A run of records:
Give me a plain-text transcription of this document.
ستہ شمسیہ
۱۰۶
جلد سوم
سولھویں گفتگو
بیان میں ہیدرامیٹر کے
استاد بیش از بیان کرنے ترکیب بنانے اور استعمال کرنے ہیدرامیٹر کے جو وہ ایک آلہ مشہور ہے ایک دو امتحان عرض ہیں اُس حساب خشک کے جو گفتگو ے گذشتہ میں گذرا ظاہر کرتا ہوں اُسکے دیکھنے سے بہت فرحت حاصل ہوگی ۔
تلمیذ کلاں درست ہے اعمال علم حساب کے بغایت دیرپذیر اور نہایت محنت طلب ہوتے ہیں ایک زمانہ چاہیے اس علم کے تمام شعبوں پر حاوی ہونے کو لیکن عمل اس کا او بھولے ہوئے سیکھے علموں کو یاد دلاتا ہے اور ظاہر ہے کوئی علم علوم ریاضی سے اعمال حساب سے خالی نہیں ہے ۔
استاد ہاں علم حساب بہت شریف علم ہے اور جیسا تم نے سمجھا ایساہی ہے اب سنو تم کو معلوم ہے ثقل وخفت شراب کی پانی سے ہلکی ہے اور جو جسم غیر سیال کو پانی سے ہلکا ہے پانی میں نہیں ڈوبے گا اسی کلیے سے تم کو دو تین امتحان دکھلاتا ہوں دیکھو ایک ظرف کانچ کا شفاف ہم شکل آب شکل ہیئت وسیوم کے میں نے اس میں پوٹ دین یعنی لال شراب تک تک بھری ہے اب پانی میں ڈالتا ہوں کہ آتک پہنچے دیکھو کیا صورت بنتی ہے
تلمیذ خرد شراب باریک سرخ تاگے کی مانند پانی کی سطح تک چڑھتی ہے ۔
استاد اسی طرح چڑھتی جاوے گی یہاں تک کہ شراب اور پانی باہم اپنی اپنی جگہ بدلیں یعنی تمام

**SET TASK**
Please reproduce the entire listing, exactly as shown.

**RESPONSE FOR THIS EXERCISE**
Give me a plain-text transcription of this document.
ستہ شمسیہ
۱۰۶
جلد سوم
سولھویں گفتگو
بیان میں ہیدرامیٹر کے
استاد بیش از بیان کرنے ترکیب بنانے اور استعمال کرنے ہیدرامیٹر کے جو وہ ایک آلہ مشہور ہے ایک دو امتحان عرض ہیں اُس حساب خشک کے جو گفتگو ے گذشتہ میں گذرا ظاہر کرتا ہوں اُسکے دیکھنے سے بہت فرحت حاصل ہوگی ۔
تلمیذ کلاں درست ہے اعمال علم حساب کے بغایت دیرپذیر اور نہایت محنت طلب ہوتے ہیں ایک زمانہ چاہیے اس علم کے تمام شعبوں پر حاوی ہونے کو لیکن عمل اس کا او بھولے ہوئے سیکھے علموں کو یاد دلاتا ہے اور ظاہر ہے کوئی علم علوم ریاضی سے اعمال حساب سے خالی نہیں ہے ۔
استاد ہاں علم حساب بہت شریف علم ہے اور جیسا تم نے سمجھا ایساہی ہے اب سنو تم کو معلوم ہے ثقل وخفت شراب کی پانی سے ہلکی ہے اور جو جسم غیر سیال کو پانی سے ہلکا ہے پانی میں نہیں ڈوبے گا اسی کلیے سے تم کو دو تین امتحان دکھلاتا ہوں دیکھو ایک ظرف کانچ کا شفاف ہم شکل آب شکل ہیئت وسیوم کے میں نے اس میں پوٹ دین یعنی لال شراب تک تک بھری ہے اب پانی میں ڈالتا ہوں کہ آتک پہنچے دیکھو کیا صورت بنتی ہے
تلمیذ خرد شراب باریک سرخ تاگے کی مانند پانی کی سطح تک چڑھتی ہے ۔
استاد اسی طرح چڑھتی جاوے گی یہاں تک کہ شراب اور پانی باہم اپنی اپنی جگہ بدلیں یعنی تمام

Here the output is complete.